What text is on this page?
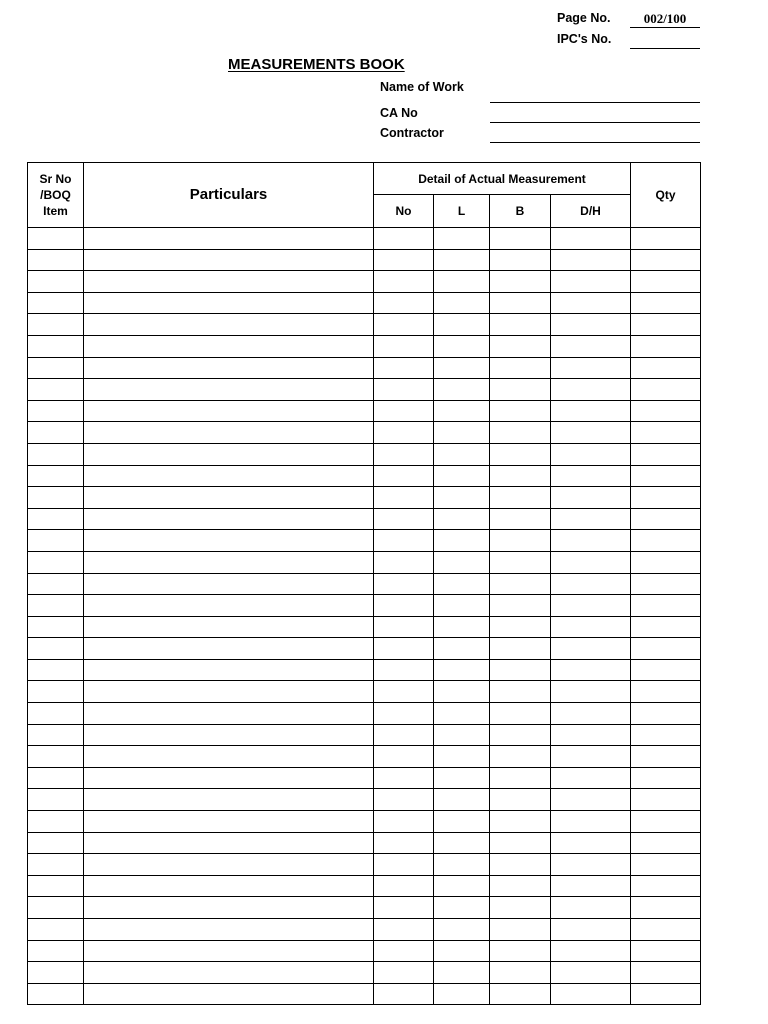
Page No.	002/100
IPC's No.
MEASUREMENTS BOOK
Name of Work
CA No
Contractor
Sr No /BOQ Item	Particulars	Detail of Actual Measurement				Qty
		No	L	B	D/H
^^^^^^^^^^^^^^^^
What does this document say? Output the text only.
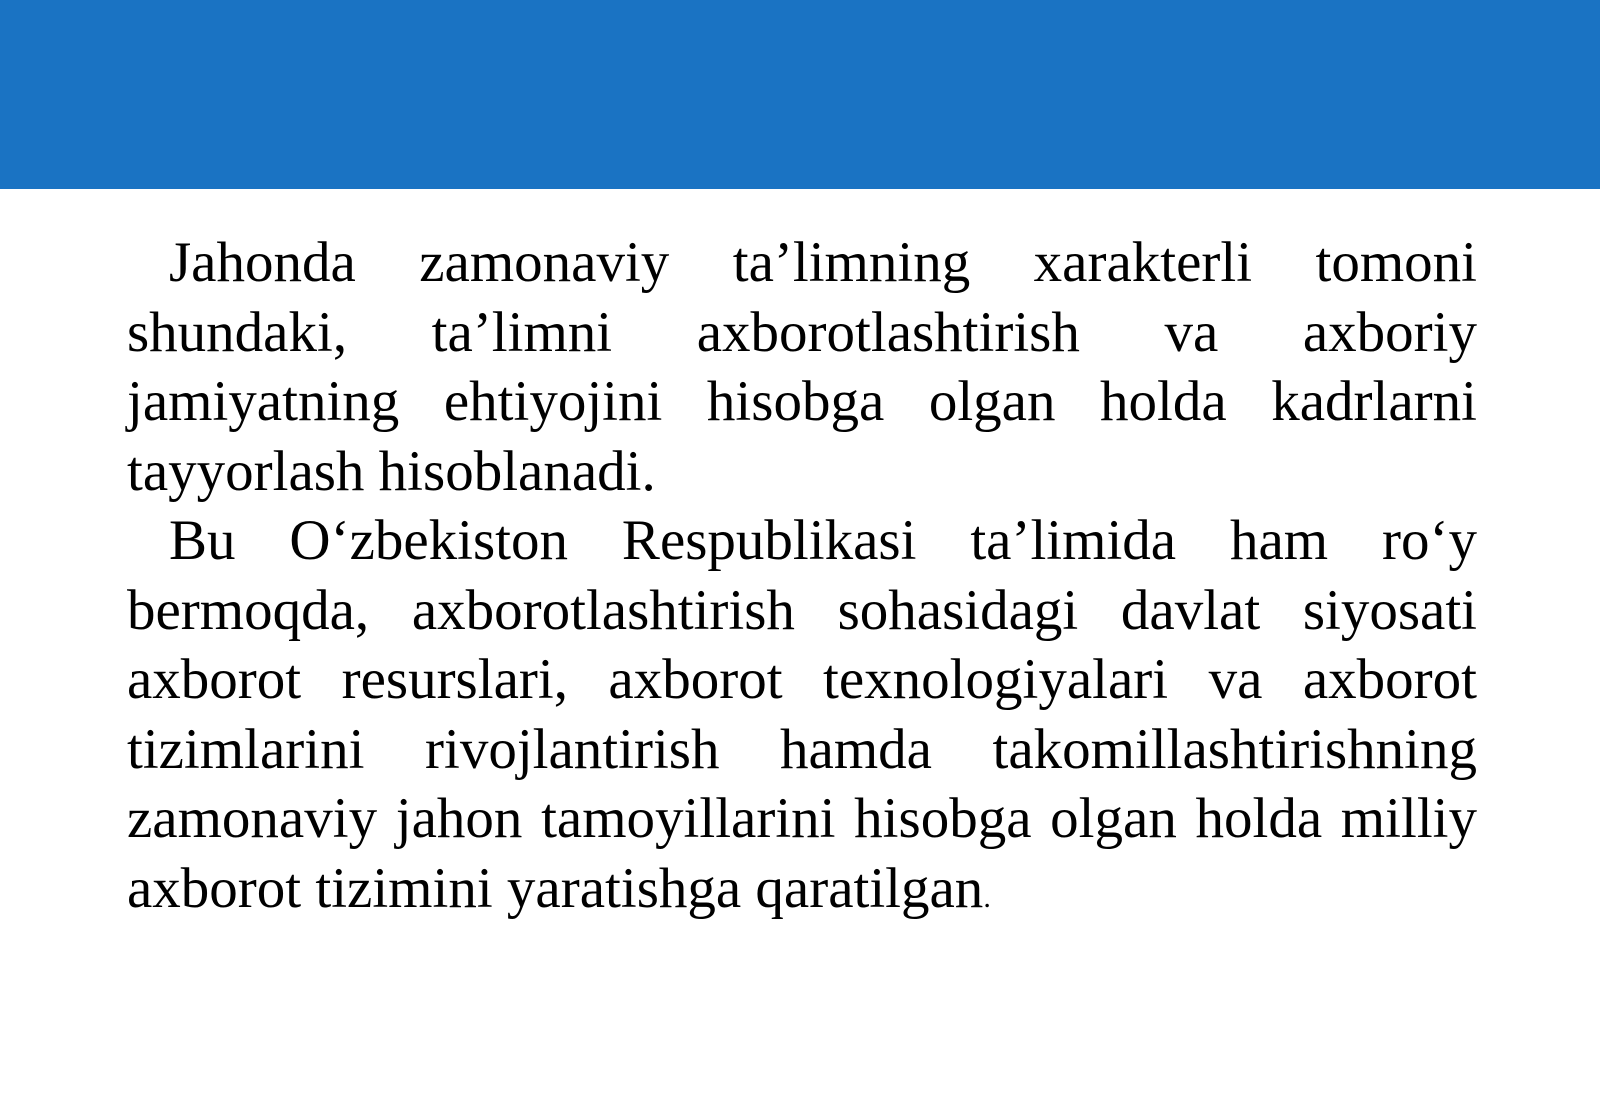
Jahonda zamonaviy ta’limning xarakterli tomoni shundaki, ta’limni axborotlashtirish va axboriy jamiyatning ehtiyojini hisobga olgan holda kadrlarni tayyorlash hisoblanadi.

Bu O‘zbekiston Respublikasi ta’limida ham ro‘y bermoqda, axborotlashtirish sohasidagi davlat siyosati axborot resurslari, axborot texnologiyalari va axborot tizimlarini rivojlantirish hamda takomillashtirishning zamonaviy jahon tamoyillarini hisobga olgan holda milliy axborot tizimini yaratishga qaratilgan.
^^^^^^^^^^^^^^^^
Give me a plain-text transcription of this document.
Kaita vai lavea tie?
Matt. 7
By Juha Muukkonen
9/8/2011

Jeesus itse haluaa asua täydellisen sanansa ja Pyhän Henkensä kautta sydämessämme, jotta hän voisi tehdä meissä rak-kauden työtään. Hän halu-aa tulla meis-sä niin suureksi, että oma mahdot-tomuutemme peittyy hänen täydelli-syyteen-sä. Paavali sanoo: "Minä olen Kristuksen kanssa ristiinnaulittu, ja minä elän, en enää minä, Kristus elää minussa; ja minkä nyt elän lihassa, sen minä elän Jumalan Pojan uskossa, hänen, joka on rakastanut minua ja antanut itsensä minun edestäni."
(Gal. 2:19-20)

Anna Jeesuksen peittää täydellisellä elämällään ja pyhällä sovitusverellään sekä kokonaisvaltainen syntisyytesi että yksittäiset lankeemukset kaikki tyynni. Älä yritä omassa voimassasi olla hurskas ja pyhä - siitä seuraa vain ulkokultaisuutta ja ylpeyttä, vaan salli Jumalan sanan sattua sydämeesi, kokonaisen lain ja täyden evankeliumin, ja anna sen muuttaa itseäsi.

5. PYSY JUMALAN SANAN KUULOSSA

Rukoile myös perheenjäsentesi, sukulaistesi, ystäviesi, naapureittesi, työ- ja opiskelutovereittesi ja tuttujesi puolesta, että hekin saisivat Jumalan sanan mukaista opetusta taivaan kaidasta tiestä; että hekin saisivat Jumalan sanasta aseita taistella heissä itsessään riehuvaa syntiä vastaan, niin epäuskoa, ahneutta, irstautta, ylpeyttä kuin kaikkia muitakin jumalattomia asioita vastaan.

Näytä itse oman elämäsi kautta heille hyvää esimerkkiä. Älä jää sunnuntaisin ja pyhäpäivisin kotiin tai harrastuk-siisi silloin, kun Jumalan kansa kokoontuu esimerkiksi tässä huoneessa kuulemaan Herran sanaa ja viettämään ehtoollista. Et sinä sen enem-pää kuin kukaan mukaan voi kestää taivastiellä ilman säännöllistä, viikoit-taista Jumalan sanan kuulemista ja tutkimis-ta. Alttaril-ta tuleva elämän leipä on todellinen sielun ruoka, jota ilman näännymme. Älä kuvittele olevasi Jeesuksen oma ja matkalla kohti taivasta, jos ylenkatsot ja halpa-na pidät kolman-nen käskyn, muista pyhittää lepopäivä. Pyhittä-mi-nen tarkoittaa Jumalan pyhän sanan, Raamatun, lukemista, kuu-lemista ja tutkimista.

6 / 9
^^^^^^^^^^^^^^^^
Task requirements :: Check each line of the data above for the string "document" and report only how many lines have it.

Written answer :: 2